> [Available records]:
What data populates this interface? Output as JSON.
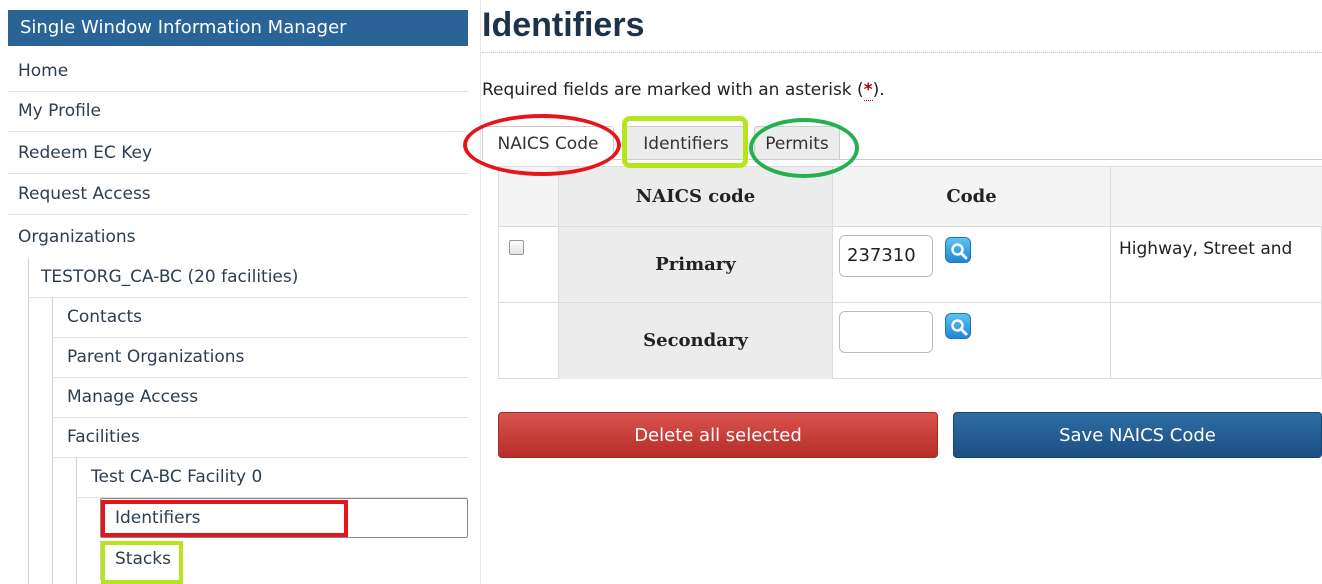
{
  "sidebar": {
    "title": "Single Window Information Manager",
    "items": [
      {
        "label": "Home"
      },
      {
        "label": "My Profile"
      },
      {
        "label": "Redeem EC Key"
      },
      {
        "label": "Request Access"
      },
      {
        "label": "Organizations"
      },
      {
        "label": "TESTORG_CA-BC (20 facilities)"
      },
      {
        "label": "Contacts"
      },
      {
        "label": "Parent Organizations"
      },
      {
        "label": "Manage Access"
      },
      {
        "label": "Facilities"
      },
      {
        "label": "Test CA-BC Facility 0"
      },
      {
        "label": "Identifiers"
      },
      {
        "label": "Stacks"
      }
    ]
  },
  "main": {
    "title": "Identifiers",
    "required_note": "Required fields are marked with an asterisk (",
    "required_asterisk": "*",
    "required_note_end": ").",
    "tabs": [
      {
        "label": "NAICS Code"
      },
      {
        "label": "Identifiers"
      },
      {
        "label": "Permits"
      }
    ],
    "table": {
      "headers": [
        "NAICS code",
        "Code"
      ],
      "rows": [
        {
          "type": "Primary",
          "code": "237310",
          "description": "Highway, Street and"
        },
        {
          "type": "Secondary",
          "code": "",
          "description": ""
        }
      ]
    },
    "buttons": {
      "delete": "Delete all selected",
      "save": "Save NAICS Code"
    }
  },
  "icons": {
    "search": "magnifier-icon"
  },
  "colors": {
    "sidebar_title_bg": "#2a6496",
    "delete_button": "#c9302c",
    "save_button": "#245c92",
    "annotation_red": "#e8141c",
    "annotation_lime": "#b5e61d",
    "annotation_green": "#22b14c"
  }
}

> [What is being asked]:
Copy out every line from the material above in which the word "NAICS" appears.

> [Response to this exercise]:
        "label": "NAICS Code"
        "NAICS code",
      "save": "Save NAICS Code"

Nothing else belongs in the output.